-- START DATA FOR THIS EXERCISE --

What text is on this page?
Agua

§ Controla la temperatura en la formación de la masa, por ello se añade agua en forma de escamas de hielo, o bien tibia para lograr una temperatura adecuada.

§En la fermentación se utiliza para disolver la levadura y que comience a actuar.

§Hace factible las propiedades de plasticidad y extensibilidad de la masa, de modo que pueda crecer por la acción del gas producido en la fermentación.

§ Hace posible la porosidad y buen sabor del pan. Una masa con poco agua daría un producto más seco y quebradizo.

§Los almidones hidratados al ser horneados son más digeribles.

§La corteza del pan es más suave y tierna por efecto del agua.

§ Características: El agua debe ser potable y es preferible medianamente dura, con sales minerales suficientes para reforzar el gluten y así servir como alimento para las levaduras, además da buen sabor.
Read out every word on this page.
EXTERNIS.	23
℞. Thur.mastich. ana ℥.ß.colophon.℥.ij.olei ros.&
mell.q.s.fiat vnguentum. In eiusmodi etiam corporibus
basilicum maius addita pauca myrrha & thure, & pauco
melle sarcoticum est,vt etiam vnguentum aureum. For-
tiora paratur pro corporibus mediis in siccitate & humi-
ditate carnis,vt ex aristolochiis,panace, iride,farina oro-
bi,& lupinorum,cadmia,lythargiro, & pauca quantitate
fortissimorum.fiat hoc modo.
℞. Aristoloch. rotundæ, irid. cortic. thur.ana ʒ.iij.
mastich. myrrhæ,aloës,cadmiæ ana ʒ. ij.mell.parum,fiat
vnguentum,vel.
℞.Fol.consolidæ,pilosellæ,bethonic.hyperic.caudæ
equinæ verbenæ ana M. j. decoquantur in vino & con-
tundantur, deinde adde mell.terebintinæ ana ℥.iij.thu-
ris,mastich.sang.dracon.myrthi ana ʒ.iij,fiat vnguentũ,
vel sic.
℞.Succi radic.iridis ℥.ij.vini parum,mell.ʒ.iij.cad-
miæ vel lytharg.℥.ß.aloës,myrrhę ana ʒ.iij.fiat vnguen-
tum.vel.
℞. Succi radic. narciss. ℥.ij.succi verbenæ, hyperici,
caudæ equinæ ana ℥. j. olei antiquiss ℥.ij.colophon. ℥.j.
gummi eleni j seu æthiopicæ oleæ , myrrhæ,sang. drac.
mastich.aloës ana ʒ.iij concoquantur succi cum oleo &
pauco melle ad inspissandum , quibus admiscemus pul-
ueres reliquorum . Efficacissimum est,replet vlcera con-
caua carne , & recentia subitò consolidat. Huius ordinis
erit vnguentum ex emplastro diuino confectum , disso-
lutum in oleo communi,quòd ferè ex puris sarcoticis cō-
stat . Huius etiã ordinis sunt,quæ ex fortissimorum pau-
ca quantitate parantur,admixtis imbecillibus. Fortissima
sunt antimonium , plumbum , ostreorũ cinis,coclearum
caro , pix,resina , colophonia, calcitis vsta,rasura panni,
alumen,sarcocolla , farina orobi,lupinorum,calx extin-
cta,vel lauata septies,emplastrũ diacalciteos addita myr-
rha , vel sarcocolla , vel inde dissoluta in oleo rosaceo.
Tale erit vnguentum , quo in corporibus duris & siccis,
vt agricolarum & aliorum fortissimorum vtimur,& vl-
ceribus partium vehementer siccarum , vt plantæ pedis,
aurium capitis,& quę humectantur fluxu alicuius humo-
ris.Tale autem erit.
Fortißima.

-- END DATA FOR THIS EXERCISE --

Your answer should be a single number: the count of lines in the entries that contain the word "equinæ".

FINISHED TASK:
2